**EXERCISE AIM**
Each line that includes the word "structure" counts once; give the total and nothing more.

[Source data]

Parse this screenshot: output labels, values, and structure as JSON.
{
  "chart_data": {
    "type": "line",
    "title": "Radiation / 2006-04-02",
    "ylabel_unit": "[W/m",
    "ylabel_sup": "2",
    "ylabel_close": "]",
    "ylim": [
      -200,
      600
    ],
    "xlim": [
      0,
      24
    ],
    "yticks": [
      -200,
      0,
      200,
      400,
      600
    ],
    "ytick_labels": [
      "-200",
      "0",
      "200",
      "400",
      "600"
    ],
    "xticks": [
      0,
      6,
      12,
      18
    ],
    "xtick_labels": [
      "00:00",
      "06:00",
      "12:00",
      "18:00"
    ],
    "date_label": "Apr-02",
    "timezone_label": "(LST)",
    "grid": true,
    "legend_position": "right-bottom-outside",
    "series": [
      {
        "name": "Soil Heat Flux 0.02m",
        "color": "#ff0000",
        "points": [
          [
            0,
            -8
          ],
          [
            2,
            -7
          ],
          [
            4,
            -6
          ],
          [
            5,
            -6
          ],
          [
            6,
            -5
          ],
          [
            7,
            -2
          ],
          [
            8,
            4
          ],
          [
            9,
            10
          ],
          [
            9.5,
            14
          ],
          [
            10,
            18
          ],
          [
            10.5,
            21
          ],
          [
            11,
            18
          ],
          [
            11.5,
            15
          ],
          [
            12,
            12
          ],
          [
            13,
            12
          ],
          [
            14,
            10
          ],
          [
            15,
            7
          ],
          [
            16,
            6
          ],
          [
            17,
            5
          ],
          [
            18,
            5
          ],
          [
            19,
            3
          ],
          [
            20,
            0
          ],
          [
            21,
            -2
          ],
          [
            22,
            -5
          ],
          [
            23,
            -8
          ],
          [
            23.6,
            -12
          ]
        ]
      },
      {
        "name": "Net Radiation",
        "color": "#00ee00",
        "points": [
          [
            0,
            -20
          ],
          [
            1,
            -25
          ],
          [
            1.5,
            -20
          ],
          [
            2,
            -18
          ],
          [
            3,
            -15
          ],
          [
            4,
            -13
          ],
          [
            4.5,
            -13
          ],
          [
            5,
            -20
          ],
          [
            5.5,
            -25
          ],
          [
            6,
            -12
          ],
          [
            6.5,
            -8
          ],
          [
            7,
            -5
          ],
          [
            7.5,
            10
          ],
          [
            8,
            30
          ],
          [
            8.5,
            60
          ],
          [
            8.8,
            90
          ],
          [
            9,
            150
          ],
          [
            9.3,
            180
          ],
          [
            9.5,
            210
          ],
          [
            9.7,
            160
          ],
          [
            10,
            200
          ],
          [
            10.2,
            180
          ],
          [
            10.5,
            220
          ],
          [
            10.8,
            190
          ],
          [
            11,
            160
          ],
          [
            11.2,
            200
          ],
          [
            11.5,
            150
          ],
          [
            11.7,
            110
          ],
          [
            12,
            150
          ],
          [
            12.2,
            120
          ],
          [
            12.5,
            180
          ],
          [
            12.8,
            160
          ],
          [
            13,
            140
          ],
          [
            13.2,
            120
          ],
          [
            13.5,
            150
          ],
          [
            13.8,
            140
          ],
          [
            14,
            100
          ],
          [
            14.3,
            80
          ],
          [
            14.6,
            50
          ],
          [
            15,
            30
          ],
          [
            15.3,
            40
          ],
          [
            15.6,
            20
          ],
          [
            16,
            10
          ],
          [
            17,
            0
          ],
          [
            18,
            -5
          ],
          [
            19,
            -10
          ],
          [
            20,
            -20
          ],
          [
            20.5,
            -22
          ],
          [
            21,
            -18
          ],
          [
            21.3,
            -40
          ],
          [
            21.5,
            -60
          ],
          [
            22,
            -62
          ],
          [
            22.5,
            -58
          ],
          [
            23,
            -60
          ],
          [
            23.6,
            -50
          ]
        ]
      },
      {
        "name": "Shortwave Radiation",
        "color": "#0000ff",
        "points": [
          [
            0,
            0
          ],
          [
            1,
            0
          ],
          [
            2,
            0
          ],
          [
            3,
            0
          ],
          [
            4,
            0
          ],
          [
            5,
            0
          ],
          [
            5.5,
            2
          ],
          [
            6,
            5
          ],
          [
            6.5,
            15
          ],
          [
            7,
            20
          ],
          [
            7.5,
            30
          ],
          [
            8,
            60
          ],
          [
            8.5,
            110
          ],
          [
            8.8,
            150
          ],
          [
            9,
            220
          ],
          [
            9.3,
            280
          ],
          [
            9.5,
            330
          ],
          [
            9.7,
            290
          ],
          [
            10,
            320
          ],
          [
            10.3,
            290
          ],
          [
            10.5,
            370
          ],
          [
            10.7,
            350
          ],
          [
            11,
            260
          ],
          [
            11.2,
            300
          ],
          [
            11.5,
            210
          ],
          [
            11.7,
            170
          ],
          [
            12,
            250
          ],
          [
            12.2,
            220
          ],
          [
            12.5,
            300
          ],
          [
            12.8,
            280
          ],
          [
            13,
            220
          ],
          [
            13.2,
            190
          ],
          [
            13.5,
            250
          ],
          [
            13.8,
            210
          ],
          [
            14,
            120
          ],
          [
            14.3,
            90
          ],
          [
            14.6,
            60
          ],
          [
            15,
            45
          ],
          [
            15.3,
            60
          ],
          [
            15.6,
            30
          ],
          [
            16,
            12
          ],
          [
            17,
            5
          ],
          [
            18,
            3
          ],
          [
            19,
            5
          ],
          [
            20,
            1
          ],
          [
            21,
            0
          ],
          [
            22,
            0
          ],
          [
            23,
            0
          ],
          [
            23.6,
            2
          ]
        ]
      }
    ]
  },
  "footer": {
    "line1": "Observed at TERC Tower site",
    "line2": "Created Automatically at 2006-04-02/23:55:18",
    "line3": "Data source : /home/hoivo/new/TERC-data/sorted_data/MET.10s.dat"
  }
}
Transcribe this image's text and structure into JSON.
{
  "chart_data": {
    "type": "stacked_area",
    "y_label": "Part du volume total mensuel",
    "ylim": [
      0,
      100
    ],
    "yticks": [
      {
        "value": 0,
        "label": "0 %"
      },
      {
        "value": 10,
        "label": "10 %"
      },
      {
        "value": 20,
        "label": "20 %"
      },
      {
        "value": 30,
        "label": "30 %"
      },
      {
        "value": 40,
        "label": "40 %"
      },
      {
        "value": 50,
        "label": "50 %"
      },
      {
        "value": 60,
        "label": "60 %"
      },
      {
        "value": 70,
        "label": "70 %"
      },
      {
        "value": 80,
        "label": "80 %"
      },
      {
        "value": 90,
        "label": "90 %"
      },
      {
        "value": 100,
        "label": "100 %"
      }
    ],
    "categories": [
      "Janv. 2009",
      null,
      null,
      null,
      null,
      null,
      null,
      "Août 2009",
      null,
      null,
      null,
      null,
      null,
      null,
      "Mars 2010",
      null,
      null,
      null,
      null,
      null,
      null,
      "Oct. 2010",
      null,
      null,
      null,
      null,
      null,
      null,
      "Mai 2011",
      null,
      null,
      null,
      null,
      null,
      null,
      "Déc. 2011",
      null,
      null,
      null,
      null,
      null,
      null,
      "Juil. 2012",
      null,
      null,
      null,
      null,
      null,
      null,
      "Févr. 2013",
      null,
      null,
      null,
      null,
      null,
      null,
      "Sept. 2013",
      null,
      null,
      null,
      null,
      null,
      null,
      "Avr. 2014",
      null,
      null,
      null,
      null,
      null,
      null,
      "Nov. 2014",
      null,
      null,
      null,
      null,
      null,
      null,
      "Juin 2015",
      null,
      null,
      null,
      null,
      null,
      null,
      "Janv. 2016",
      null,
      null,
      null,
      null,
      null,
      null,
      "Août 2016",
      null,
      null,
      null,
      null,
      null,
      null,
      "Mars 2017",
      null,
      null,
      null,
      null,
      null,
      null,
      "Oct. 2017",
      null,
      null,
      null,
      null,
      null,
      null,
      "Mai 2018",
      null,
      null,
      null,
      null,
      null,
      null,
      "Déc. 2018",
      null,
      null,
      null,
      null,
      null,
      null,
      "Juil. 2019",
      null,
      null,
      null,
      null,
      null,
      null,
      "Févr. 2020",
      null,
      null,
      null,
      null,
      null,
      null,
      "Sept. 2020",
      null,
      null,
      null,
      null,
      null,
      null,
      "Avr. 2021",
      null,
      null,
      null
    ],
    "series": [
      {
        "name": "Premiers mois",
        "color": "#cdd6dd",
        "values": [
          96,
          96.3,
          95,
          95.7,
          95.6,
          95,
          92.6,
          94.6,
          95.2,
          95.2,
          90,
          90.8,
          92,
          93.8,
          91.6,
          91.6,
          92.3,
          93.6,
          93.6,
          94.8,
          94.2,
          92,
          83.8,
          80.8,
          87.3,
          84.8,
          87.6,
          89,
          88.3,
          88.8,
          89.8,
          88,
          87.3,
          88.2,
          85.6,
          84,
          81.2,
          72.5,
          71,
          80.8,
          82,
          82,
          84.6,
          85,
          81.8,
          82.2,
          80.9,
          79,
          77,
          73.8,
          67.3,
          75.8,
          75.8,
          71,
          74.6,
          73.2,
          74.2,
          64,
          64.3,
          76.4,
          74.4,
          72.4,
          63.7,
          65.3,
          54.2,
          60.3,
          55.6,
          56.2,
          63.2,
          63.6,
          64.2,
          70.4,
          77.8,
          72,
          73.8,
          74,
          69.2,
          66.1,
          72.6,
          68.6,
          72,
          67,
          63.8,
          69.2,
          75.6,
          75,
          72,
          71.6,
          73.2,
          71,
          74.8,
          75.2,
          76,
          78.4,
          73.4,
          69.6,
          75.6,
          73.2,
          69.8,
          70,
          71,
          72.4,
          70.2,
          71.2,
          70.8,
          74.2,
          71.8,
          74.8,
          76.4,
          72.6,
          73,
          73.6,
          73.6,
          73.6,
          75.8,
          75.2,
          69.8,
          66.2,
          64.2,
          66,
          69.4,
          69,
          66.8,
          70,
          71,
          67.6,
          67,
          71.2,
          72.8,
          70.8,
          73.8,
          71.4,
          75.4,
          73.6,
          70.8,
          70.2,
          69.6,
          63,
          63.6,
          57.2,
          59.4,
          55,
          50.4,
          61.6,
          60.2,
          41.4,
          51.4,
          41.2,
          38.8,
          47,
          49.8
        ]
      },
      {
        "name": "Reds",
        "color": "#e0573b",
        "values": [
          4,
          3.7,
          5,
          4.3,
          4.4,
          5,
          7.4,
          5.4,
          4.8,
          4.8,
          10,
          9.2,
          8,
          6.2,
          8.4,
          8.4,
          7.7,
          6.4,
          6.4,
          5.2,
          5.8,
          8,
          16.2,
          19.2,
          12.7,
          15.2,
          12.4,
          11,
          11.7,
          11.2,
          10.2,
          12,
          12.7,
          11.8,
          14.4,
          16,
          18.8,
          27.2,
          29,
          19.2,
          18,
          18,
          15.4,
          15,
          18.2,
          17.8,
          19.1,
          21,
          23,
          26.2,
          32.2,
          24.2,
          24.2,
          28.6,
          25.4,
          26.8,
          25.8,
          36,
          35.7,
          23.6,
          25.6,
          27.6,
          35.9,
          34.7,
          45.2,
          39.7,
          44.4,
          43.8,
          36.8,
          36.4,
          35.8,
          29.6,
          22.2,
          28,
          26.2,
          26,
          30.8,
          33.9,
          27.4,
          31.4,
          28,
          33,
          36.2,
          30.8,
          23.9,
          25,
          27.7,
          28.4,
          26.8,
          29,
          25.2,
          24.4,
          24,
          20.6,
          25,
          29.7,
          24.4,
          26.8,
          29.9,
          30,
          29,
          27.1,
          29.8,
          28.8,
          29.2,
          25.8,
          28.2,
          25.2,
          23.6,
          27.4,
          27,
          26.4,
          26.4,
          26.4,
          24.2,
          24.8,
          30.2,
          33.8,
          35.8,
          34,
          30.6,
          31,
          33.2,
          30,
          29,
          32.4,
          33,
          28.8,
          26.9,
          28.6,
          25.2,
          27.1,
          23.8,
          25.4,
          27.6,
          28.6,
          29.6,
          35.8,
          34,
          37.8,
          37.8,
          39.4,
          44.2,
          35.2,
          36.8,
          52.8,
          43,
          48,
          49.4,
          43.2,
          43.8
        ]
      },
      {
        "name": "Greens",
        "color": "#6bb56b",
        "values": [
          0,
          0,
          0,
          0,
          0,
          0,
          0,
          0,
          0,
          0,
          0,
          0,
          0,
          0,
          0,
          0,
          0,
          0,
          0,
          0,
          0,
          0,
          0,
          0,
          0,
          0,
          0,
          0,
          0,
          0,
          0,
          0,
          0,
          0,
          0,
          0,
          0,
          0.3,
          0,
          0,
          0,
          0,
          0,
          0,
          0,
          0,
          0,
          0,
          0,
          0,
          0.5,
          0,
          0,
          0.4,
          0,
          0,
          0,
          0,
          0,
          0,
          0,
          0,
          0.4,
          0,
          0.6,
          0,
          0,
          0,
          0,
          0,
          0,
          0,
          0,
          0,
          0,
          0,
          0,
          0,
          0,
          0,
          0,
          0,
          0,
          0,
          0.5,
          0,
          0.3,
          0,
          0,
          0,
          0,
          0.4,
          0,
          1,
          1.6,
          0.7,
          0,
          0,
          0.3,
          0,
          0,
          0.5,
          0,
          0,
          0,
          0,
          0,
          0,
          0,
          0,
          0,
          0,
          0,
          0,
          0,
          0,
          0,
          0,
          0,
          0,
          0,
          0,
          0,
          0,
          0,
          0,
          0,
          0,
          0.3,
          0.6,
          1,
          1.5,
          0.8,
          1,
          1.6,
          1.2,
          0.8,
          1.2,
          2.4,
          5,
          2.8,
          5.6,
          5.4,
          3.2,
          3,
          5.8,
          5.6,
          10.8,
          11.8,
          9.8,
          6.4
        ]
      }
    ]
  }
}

**THE RESPONSE**
2